Task prompt = Each entry has to be copied exactly, with nothing missed.

============

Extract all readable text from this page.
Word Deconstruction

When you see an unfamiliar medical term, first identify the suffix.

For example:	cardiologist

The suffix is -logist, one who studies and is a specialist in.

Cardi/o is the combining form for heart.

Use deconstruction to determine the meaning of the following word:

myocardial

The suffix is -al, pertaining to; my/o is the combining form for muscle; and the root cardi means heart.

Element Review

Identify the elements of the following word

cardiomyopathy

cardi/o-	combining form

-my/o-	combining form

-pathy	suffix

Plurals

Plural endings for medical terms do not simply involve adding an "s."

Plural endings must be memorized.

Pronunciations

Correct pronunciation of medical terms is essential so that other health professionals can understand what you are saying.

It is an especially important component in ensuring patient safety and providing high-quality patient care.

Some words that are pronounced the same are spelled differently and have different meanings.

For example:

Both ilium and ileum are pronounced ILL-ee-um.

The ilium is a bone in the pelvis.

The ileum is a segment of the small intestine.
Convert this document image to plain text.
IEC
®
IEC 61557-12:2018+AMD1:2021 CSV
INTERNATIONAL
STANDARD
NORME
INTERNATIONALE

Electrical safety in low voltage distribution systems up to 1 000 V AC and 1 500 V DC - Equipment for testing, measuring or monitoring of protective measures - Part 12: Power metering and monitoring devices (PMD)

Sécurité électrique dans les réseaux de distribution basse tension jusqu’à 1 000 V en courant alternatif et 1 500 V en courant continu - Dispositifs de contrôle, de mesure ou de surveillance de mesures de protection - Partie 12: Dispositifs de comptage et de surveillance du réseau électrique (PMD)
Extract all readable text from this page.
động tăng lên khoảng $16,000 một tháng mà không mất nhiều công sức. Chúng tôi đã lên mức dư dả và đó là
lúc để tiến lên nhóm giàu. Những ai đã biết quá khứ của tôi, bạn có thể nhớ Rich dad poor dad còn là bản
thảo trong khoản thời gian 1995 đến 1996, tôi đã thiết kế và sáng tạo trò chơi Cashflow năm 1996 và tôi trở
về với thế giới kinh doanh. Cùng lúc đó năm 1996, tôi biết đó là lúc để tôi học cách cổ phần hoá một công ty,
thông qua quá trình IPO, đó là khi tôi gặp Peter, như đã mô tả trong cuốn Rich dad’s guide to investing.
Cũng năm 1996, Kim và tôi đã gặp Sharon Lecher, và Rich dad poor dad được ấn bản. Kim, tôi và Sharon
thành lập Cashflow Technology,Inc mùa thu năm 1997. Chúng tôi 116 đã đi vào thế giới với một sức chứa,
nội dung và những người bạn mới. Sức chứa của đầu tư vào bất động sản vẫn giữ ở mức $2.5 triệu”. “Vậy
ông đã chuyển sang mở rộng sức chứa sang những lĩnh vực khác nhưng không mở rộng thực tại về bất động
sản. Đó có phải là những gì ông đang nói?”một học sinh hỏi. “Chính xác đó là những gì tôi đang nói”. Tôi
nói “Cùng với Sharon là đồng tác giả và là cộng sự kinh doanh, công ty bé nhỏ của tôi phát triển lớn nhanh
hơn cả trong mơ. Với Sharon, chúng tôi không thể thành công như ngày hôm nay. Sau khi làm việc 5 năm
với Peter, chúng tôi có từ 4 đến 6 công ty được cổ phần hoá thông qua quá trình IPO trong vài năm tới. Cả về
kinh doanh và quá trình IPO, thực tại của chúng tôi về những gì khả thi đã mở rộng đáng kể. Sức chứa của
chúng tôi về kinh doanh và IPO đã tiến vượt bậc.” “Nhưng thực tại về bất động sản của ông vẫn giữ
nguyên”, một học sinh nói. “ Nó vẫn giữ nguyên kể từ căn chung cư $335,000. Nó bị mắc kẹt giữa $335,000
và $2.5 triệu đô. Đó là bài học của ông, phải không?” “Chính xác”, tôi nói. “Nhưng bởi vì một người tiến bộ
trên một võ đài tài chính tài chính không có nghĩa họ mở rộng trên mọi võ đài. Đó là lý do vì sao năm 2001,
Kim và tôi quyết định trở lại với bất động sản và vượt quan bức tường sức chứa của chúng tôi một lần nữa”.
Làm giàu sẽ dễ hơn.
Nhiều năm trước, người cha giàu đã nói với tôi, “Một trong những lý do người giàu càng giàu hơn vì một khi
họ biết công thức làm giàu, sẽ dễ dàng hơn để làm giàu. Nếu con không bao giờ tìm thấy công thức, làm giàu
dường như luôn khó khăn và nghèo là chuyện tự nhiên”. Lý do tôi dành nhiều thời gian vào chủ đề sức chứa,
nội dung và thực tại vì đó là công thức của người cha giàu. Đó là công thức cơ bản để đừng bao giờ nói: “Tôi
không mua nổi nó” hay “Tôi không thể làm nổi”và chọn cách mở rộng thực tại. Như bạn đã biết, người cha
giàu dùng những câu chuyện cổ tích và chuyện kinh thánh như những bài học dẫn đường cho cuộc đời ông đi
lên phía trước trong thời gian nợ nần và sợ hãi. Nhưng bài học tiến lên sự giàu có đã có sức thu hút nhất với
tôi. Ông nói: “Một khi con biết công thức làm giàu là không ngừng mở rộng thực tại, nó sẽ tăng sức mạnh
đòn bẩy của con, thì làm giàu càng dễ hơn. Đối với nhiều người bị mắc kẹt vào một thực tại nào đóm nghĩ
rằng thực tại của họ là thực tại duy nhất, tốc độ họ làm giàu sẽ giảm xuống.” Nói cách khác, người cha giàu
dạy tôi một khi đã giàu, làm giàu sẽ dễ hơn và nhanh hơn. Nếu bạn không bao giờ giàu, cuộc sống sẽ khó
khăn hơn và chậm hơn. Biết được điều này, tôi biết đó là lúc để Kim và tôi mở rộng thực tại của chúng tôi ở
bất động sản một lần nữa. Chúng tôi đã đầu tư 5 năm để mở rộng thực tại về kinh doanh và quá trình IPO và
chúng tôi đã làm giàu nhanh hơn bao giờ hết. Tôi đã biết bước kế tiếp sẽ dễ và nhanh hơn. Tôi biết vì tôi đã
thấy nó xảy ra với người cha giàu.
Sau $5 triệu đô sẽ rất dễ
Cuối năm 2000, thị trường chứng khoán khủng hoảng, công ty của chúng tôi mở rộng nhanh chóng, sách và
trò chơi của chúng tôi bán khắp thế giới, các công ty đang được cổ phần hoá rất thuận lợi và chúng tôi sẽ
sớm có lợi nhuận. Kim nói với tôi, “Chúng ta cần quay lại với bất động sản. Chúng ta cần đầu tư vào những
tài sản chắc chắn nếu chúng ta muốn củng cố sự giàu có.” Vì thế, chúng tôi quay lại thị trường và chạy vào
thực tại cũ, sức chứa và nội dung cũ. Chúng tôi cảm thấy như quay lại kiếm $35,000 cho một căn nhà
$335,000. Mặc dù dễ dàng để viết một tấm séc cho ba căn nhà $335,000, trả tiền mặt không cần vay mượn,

============

Solution =
Extract all readable text from this page.
Word Deconstruction

When you see an unfamiliar medical term, first identify the suffix.

For example:	cardiologist

The suffix is -logist, one who studies and is a specialist in.

Cardi/o is the combining form for heart.

Use deconstruction to determine the meaning of the following word:

myocardial

The suffix is -al, pertaining to; my/o is the combining form for muscle; and the root cardi means heart.

Element Review

Identify the elements of the following word

cardiomyopathy

cardi/o-	combining form

-my/o-	combining form

-pathy	suffix

Plurals

Plural endings for medical terms do not simply involve adding an "s."

Plural endings must be memorized.

Pronunciations

Correct pronunciation of medical terms is essential so that other health professionals can understand what you are saying.

It is an especially important component in ensuring patient safety and providing high-quality patient care.

Some words that are pronounced the same are spelled differently and have different meanings.

For example:

Both ilium and ileum are pronounced ILL-ee-um.

The ilium is a bone in the pelvis.

The ileum is a segment of the small intestine.
Convert this document image to plain text.
IEC
®
IEC 61557-12:2018+AMD1:2021 CSV
INTERNATIONAL
STANDARD
NORME
INTERNATIONALE

Electrical safety in low voltage distribution systems up to 1 000 V AC and 1 500 V DC - Equipment for testing, measuring or monitoring of protective measures - Part 12: Power metering and monitoring devices (PMD)

Sécurité électrique dans les réseaux de distribution basse tension jusqu’à 1 000 V en courant alternatif et 1 500 V en courant continu - Dispositifs de contrôle, de mesure ou de surveillance de mesures de protection - Partie 12: Dispositifs de comptage et de surveillance du réseau électrique (PMD)
Extract all readable text from this page.
động tăng lên khoảng $16,000 một tháng mà không mất nhiều công sức. Chúng tôi đã lên mức dư dả và đó là
lúc để tiến lên nhóm giàu. Những ai đã biết quá khứ của tôi, bạn có thể nhớ Rich dad poor dad còn là bản
thảo trong khoản thời gian 1995 đến 1996, tôi đã thiết kế và sáng tạo trò chơi Cashflow năm 1996 và tôi trở
về với thế giới kinh doanh. Cùng lúc đó năm 1996, tôi biết đó là lúc để tôi học cách cổ phần hoá một công ty,
thông qua quá trình IPO, đó là khi tôi gặp Peter, như đã mô tả trong cuốn Rich dad’s guide to investing.
Cũng năm 1996, Kim và tôi đã gặp Sharon Lecher, và Rich dad poor dad được ấn bản. Kim, tôi và Sharon
thành lập Cashflow Technology,Inc mùa thu năm 1997. Chúng tôi 116 đã đi vào thế giới với một sức chứa,
nội dung và những người bạn mới. Sức chứa của đầu tư vào bất động sản vẫn giữ ở mức $2.5 triệu”. “Vậy
ông đã chuyển sang mở rộng sức chứa sang những lĩnh vực khác nhưng không mở rộng thực tại về bất động
sản. Đó có phải là những gì ông đang nói?”một học sinh hỏi. “Chính xác đó là những gì tôi đang nói”. Tôi
nói “Cùng với Sharon là đồng tác giả và là cộng sự kinh doanh, công ty bé nhỏ của tôi phát triển lớn nhanh
hơn cả trong mơ. Với Sharon, chúng tôi không thể thành công như ngày hôm nay. Sau khi làm việc 5 năm
với Peter, chúng tôi có từ 4 đến 6 công ty được cổ phần hoá thông qua quá trình IPO trong vài năm tới. Cả về
kinh doanh và quá trình IPO, thực tại của chúng tôi về những gì khả thi đã mở rộng đáng kể. Sức chứa của
chúng tôi về kinh doanh và IPO đã tiến vượt bậc.” “Nhưng thực tại về bất động sản của ông vẫn giữ
nguyên”, một học sinh nói. “ Nó vẫn giữ nguyên kể từ căn chung cư $335,000. Nó bị mắc kẹt giữa $335,000
và $2.5 triệu đô. Đó là bài học của ông, phải không?” “Chính xác”, tôi nói. “Nhưng bởi vì một người tiến bộ
trên một võ đài tài chính tài chính không có nghĩa họ mở rộng trên mọi võ đài. Đó là lý do vì sao năm 2001,
Kim và tôi quyết định trở lại với bất động sản và vượt quan bức tường sức chứa của chúng tôi một lần nữa”.
Làm giàu sẽ dễ hơn.
Nhiều năm trước, người cha giàu đã nói với tôi, “Một trong những lý do người giàu càng giàu hơn vì một khi
họ biết công thức làm giàu, sẽ dễ dàng hơn để làm giàu. Nếu con không bao giờ tìm thấy công thức, làm giàu
dường như luôn khó khăn và nghèo là chuyện tự nhiên”. Lý do tôi dành nhiều thời gian vào chủ đề sức chứa,
nội dung và thực tại vì đó là công thức của người cha giàu. Đó là công thức cơ bản để đừng bao giờ nói: “Tôi
không mua nổi nó” hay “Tôi không thể làm nổi”và chọn cách mở rộng thực tại. Như bạn đã biết, người cha
giàu dùng những câu chuyện cổ tích và chuyện kinh thánh như những bài học dẫn đường cho cuộc đời ông đi
lên phía trước trong thời gian nợ nần và sợ hãi. Nhưng bài học tiến lên sự giàu có đã có sức thu hút nhất với
tôi. Ông nói: “Một khi con biết công thức làm giàu là không ngừng mở rộng thực tại, nó sẽ tăng sức mạnh
đòn bẩy của con, thì làm giàu càng dễ hơn. Đối với nhiều người bị mắc kẹt vào một thực tại nào đóm nghĩ
rằng thực tại của họ là thực tại duy nhất, tốc độ họ làm giàu sẽ giảm xuống.” Nói cách khác, người cha giàu
dạy tôi một khi đã giàu, làm giàu sẽ dễ hơn và nhanh hơn. Nếu bạn không bao giờ giàu, cuộc sống sẽ khó
khăn hơn và chậm hơn. Biết được điều này, tôi biết đó là lúc để Kim và tôi mở rộng thực tại của chúng tôi ở
bất động sản một lần nữa. Chúng tôi đã đầu tư 5 năm để mở rộng thực tại về kinh doanh và quá trình IPO và
chúng tôi đã làm giàu nhanh hơn bao giờ hết. Tôi đã biết bước kế tiếp sẽ dễ và nhanh hơn. Tôi biết vì tôi đã
thấy nó xảy ra với người cha giàu.
Sau $5 triệu đô sẽ rất dễ
Cuối năm 2000, thị trường chứng khoán khủng hoảng, công ty của chúng tôi mở rộng nhanh chóng, sách và
trò chơi của chúng tôi bán khắp thế giới, các công ty đang được cổ phần hoá rất thuận lợi và chúng tôi sẽ
sớm có lợi nhuận. Kim nói với tôi, “Chúng ta cần quay lại với bất động sản. Chúng ta cần đầu tư vào những
tài sản chắc chắn nếu chúng ta muốn củng cố sự giàu có.” Vì thế, chúng tôi quay lại thị trường và chạy vào
thực tại cũ, sức chứa và nội dung cũ. Chúng tôi cảm thấy như quay lại kiếm $35,000 cho một căn nhà
$335,000. Mặc dù dễ dàng để viết một tấm séc cho ba căn nhà $335,000, trả tiền mặt không cần vay mượn,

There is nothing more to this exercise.